What you are asked to do: Find every line with the word "text" and give their count, nothing else.

[Stored records]
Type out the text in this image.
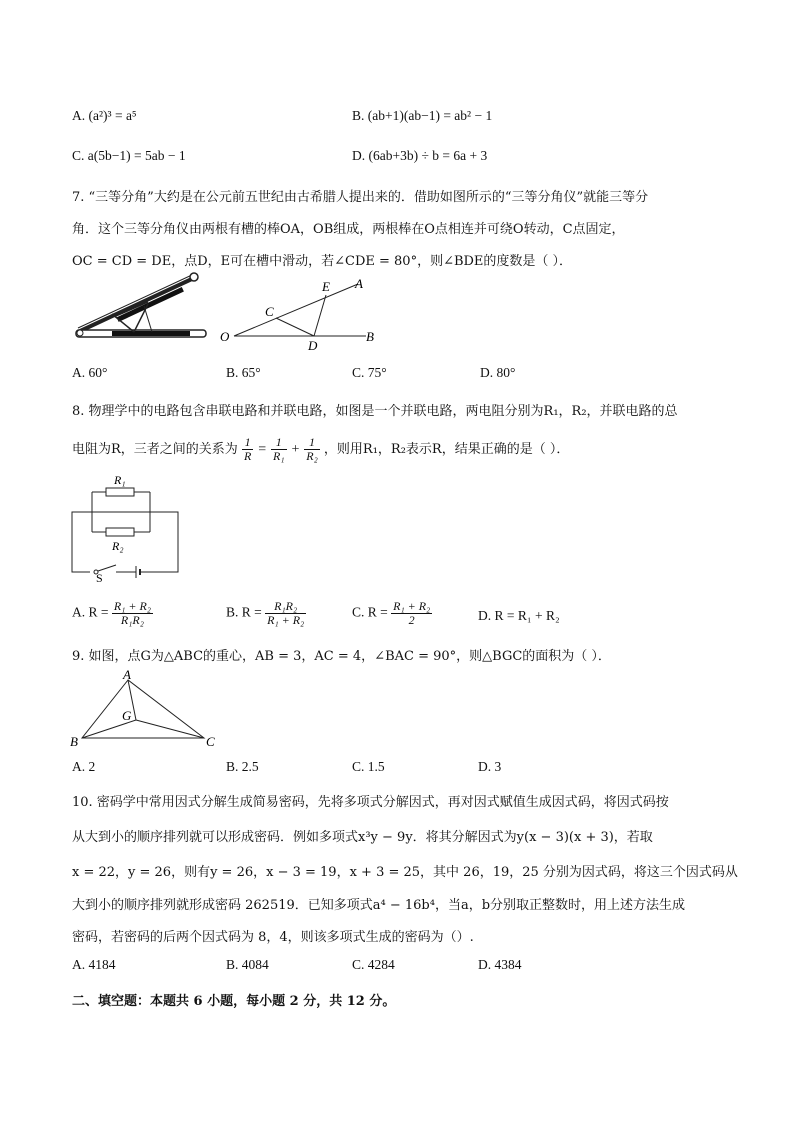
A. (a²)³ = a⁵	B. (ab+1)(ab−1) = ab² − 1
C. a(5b−1) = 5ab − 1	D. (6ab+3b) ÷ b = 6a + 3
7. “三等分角”大约是在公元前五世纪由古希腊人提出来的．借助如图所示的“三等分角仪”就能三等分
角．这个三等分角仪由两根有槽的棒OA，OB组成，两根棒在O点相连并可绕O转动，C点固定，
OC = CD = DE，点D，E可在槽中滑动，若∠CDE = 80°，则∠BDE的度数是（ ）．
E A
C
O
D
B
A. 60°	B. 65°	C. 75°	D. 80°
8. 物理学中的电路包含串联电路和并联电路，如图是一个并联电路，两电阻分别为R₁，R₂，并联电路的总
电阻为R，三者之间的关系为 $\frac{1}{R} = \frac{1}{\text{R₁}} + \frac{1}{\text{R₂}}$ ，则用R₁，R₂表示R，结果正确的是（ ）．
R₁
R₂
S
A. $R = \frac{\text{R₁ + R₂}}{\text{R₁R₂}}$	B. $R = \frac{\text{R₁R₂}}{\text{R₁ + R₂}}$	C. $R = \frac{\text{R₁ + R₂}}{2}$	D. R = R₁ + R₂
9. 如图，点G为△ABC的重心，AB = 3，AC = 4，∠BAC = 90°，则△BGC的面积为（ ）．
A
G
B	C
A. 2	B. 2.5	C. 1.5	D. 3
10. 密码学中常用因式分解生成简易密码，先将多项式分解因式，再对因式赋值生成因式码，将因式码按
从大到小的顺序排列就可以形成密码．例如多项式x³y − 9y．将其分解因式为y(x − 3)(x + 3)，若取
x = 22，y = 26，则有y = 26，x − 3 = 19，x + 3 = 25，其中 26，19，25 分别为因式码，将这三个因式码从
大到小的顺序排列就形成密码 262519．已知多项式a⁴ − 16b⁴，当a，b分别取正整数时，用上述方法生成
密码，若密码的后两个因式码为 8，4，则该多项式生成的密码为（）.
A. 4184	B. 4084	C. 4284	D. 4384
二、填空题：本题共 6 小题，每小题 2 分，共 12 分。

Response to the exercise: 3